> Brief: Skip all pictures, then print the remaining material exactly.

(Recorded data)

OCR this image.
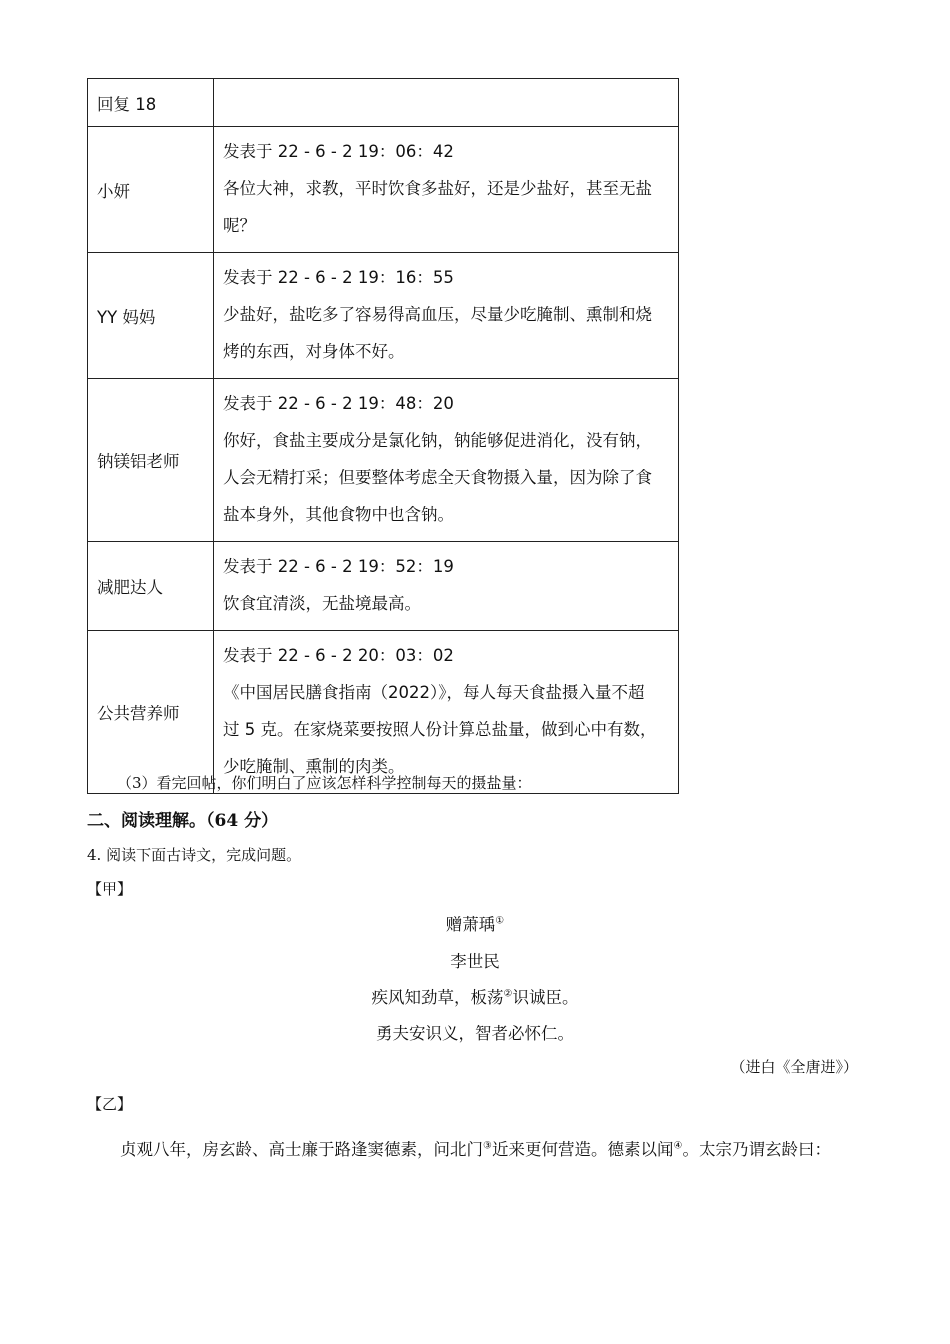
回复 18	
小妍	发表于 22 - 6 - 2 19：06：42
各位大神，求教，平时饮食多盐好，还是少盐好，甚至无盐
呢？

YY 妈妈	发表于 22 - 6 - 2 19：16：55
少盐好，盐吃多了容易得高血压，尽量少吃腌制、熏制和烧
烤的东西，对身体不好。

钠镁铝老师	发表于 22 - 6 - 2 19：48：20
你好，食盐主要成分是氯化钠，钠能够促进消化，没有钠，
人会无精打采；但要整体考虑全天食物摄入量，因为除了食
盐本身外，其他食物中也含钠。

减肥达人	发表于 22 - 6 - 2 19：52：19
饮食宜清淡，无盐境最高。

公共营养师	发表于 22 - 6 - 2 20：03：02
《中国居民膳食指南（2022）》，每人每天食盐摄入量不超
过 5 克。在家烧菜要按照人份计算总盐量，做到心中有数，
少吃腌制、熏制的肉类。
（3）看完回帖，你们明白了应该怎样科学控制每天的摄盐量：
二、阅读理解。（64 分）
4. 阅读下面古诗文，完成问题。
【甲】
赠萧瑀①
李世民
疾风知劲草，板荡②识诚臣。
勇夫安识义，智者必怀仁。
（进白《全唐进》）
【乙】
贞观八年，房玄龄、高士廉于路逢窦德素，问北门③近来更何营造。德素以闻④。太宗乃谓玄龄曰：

> Answer to the problem:
OCR this image.
回复 18	
小妍	发表于 22 - 6 - 2 19：06：42
各位大神，求教，平时饮食多盐好，还是少盐好，甚至无盐
呢？

YY 妈妈	发表于 22 - 6 - 2 19：16：55
少盐好，盐吃多了容易得高血压，尽量少吃腌制、熏制和烧
烤的东西，对身体不好。

钠镁铝老师	发表于 22 - 6 - 2 19：48：20
你好，食盐主要成分是氯化钠，钠能够促进消化，没有钠，
人会无精打采；但要整体考虑全天食物摄入量，因为除了食
盐本身外，其他食物中也含钠。

减肥达人	发表于 22 - 6 - 2 19：52：19
饮食宜清淡，无盐境最高。

公共营养师	发表于 22 - 6 - 2 20：03：02
《中国居民膳食指南（2022）》，每人每天食盐摄入量不超
过 5 克。在家烧菜要按照人份计算总盐量，做到心中有数，
少吃腌制、熏制的肉类。
（3）看完回帖，你们明白了应该怎样科学控制每天的摄盐量：
二、阅读理解。（64 分）
4. 阅读下面古诗文，完成问题。
【甲】
赠萧瑀①
李世民
疾风知劲草，板荡②识诚臣。
勇夫安识义，智者必怀仁。
（进白《全唐进》）
【乙】
贞观八年，房玄龄、高士廉于路逢窦德素，问北门③近来更何营造。德素以闻④。太宗乃谓玄龄曰：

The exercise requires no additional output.